## Data to use

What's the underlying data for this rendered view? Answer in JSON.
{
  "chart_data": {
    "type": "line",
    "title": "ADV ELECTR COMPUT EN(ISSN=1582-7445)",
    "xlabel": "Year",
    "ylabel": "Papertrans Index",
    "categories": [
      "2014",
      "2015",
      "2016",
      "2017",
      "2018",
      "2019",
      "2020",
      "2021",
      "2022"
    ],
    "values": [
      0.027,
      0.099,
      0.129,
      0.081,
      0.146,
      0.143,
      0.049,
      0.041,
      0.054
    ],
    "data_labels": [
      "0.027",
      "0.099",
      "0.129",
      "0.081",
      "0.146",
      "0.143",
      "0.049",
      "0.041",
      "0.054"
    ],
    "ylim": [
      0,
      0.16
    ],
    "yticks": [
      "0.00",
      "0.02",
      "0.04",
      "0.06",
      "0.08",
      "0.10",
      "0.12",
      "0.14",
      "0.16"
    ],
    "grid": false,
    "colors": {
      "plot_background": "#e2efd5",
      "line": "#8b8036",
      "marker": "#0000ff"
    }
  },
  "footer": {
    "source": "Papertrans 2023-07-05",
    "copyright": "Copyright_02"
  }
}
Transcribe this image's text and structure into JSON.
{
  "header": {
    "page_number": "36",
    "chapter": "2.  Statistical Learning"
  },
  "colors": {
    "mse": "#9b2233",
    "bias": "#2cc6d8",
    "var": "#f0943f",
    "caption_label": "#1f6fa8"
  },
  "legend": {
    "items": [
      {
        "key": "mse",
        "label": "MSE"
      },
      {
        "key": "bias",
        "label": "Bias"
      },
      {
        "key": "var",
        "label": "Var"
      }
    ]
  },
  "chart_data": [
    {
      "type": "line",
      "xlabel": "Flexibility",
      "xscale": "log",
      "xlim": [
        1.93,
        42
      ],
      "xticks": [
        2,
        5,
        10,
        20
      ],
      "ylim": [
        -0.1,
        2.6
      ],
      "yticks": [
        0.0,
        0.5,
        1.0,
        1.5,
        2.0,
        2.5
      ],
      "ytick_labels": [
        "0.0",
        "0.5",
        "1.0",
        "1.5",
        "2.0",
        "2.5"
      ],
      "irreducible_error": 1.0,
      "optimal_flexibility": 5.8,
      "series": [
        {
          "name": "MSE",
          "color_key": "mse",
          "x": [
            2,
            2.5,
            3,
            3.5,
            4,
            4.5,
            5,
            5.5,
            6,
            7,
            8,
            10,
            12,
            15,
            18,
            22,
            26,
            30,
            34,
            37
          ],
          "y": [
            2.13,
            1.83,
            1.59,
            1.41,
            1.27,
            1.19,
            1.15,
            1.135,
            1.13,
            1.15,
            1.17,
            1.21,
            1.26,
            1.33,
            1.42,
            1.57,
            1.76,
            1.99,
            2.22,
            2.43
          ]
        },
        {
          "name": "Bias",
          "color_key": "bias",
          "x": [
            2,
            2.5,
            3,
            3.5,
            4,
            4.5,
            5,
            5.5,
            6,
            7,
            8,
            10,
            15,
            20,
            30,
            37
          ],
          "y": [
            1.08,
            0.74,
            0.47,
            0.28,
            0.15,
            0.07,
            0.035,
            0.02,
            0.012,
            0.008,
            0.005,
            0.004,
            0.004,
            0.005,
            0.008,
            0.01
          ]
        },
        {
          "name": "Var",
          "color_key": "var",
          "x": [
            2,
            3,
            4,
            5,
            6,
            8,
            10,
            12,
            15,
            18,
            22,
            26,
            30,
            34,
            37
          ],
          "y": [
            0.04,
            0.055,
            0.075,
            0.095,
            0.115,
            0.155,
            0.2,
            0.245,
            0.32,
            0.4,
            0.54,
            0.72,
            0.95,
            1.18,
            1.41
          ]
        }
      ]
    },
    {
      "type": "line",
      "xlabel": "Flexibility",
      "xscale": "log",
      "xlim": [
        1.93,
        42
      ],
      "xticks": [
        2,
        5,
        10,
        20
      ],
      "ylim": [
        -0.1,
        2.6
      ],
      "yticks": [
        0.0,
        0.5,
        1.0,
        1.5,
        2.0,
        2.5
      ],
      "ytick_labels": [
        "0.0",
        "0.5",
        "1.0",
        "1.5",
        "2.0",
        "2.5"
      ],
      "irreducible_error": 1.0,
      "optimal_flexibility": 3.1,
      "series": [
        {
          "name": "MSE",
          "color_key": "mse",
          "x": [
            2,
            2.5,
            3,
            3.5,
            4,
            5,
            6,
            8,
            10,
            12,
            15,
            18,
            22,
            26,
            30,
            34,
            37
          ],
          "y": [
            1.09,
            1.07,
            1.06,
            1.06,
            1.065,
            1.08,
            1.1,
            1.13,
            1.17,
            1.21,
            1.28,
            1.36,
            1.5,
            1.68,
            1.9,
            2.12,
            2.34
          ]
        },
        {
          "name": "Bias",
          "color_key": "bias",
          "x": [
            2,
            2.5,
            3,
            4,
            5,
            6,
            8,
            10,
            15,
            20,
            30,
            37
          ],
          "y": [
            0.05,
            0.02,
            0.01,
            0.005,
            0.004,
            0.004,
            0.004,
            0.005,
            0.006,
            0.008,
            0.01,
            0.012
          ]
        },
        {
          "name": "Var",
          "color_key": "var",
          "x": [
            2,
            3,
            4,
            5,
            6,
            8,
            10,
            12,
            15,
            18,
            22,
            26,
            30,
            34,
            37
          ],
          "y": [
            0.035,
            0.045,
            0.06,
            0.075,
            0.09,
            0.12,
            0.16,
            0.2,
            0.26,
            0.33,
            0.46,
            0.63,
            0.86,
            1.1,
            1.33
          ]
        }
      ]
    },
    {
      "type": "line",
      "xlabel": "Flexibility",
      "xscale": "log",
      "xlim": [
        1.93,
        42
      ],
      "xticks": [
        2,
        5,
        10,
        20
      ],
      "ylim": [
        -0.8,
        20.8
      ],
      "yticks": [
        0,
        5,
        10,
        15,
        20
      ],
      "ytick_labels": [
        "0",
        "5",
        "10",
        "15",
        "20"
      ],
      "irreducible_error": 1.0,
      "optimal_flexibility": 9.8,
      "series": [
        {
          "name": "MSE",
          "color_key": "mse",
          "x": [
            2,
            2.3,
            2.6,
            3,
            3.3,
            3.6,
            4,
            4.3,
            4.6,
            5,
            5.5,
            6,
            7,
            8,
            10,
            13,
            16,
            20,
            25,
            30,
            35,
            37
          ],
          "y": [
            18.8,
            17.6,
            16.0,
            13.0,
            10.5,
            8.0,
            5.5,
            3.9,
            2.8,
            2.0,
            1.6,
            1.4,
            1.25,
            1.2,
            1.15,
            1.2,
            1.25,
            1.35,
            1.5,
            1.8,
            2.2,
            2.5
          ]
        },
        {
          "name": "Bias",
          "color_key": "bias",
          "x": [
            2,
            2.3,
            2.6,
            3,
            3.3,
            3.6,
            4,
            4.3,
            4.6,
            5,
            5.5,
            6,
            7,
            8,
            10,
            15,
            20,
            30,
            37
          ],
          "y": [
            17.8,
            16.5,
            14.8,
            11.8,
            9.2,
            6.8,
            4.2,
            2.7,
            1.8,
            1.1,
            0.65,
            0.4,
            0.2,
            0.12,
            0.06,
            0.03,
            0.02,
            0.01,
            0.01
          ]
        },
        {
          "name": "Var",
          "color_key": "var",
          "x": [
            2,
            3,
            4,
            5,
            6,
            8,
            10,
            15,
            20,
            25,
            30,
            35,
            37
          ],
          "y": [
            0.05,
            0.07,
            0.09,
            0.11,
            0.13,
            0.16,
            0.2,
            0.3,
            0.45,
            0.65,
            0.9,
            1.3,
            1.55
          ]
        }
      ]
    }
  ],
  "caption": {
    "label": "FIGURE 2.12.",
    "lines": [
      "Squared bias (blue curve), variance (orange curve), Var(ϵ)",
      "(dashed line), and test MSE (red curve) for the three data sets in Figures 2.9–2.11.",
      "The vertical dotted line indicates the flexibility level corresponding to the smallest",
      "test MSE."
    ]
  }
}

## Your task
Copy out each line of the records where the string "JSON" appears.

## Solution for this problem
What's the underlying data for this rendered view? Answer in JSON.
Transcribe this image's text and structure into JSON.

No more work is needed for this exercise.